▶ **SHORT TASK**
Copy every line from the data below in which the string "base" can be found.

BEGIN GIVEN RECORDS

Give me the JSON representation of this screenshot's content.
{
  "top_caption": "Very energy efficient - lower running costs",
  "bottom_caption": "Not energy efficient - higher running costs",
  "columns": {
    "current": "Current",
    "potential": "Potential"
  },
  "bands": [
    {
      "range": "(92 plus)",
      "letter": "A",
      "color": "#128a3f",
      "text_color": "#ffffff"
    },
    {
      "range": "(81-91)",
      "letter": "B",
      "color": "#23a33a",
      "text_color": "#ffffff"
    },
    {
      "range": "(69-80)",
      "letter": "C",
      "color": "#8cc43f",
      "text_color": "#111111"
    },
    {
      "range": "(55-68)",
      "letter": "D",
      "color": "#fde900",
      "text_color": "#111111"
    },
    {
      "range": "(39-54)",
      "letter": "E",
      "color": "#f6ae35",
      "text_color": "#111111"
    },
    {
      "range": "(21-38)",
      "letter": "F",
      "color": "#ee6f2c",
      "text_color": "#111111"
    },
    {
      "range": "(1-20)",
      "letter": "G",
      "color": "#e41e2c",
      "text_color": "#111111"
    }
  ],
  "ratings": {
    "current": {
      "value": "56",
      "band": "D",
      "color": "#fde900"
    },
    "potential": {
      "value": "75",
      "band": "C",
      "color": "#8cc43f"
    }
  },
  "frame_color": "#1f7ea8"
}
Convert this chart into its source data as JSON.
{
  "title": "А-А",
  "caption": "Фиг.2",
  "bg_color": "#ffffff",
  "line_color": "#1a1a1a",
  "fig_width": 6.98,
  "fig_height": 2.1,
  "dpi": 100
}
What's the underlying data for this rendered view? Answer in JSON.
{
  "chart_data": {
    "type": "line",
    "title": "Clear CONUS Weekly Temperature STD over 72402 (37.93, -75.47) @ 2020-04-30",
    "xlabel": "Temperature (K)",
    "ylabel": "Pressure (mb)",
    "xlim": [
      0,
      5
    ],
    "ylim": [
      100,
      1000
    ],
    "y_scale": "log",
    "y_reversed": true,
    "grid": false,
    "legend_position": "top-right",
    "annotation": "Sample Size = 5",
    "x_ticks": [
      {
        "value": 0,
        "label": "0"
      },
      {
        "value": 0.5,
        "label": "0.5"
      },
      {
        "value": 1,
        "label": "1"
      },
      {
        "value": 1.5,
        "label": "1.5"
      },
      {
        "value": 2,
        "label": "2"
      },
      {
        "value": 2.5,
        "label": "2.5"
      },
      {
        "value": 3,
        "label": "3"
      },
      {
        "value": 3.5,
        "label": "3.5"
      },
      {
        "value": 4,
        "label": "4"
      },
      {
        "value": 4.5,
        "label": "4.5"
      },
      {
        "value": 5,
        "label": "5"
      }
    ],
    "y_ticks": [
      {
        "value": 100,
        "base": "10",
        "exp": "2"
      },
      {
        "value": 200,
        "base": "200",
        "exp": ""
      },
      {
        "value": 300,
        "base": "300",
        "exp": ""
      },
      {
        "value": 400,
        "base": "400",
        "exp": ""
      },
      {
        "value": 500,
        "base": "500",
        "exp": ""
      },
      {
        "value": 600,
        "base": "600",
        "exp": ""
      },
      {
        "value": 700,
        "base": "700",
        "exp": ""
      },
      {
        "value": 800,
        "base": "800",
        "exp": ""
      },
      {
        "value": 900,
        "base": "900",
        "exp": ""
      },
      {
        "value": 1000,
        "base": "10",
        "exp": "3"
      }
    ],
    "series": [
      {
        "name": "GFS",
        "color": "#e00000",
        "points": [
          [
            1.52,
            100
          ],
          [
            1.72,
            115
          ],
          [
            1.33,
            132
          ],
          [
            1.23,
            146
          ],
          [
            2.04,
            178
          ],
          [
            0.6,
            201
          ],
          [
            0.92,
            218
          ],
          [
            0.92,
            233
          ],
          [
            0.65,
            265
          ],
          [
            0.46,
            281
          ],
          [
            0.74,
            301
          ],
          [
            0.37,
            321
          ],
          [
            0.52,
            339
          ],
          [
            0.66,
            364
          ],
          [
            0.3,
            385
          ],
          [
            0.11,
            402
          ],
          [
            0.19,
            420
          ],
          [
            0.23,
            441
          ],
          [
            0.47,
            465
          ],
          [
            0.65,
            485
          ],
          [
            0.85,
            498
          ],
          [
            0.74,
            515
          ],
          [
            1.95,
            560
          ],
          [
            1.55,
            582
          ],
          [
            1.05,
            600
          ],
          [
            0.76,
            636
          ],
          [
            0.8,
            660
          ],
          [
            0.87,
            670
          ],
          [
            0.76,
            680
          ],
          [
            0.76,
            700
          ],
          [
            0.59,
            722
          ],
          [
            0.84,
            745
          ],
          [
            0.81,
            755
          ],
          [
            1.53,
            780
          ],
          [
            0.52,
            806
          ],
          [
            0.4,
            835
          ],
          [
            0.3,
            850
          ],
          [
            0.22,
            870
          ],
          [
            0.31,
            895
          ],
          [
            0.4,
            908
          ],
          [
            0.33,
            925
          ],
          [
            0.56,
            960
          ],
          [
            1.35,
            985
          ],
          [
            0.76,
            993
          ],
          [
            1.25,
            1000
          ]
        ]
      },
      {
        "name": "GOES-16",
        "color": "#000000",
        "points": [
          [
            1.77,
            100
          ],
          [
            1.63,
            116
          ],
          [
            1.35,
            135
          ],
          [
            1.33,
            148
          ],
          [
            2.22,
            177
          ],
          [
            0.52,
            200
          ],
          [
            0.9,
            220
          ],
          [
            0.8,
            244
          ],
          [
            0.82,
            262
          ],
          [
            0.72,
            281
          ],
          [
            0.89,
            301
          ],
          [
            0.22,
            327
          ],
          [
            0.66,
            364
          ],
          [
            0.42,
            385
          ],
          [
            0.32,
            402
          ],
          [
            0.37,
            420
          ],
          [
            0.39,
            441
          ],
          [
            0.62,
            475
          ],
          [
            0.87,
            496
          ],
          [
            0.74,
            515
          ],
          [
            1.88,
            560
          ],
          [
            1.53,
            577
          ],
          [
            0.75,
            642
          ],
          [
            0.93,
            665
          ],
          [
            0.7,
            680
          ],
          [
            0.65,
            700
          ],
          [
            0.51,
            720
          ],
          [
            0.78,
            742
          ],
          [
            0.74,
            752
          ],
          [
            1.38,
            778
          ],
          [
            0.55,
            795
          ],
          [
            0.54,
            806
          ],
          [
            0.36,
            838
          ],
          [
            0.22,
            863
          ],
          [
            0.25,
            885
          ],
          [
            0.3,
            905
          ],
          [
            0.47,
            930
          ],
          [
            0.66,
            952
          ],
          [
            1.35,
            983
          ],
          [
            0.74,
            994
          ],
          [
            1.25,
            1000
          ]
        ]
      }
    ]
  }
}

END GIVEN RECORDS

▶ **WRITTEN RESPONSE**
        "base": "10",
        "base": "200",
        "base": "300",
        "base": "400",
        "base": "500",
        "base": "600",
        "base": "700",
        "base": "800",
        "base": "900",
        "base": "10",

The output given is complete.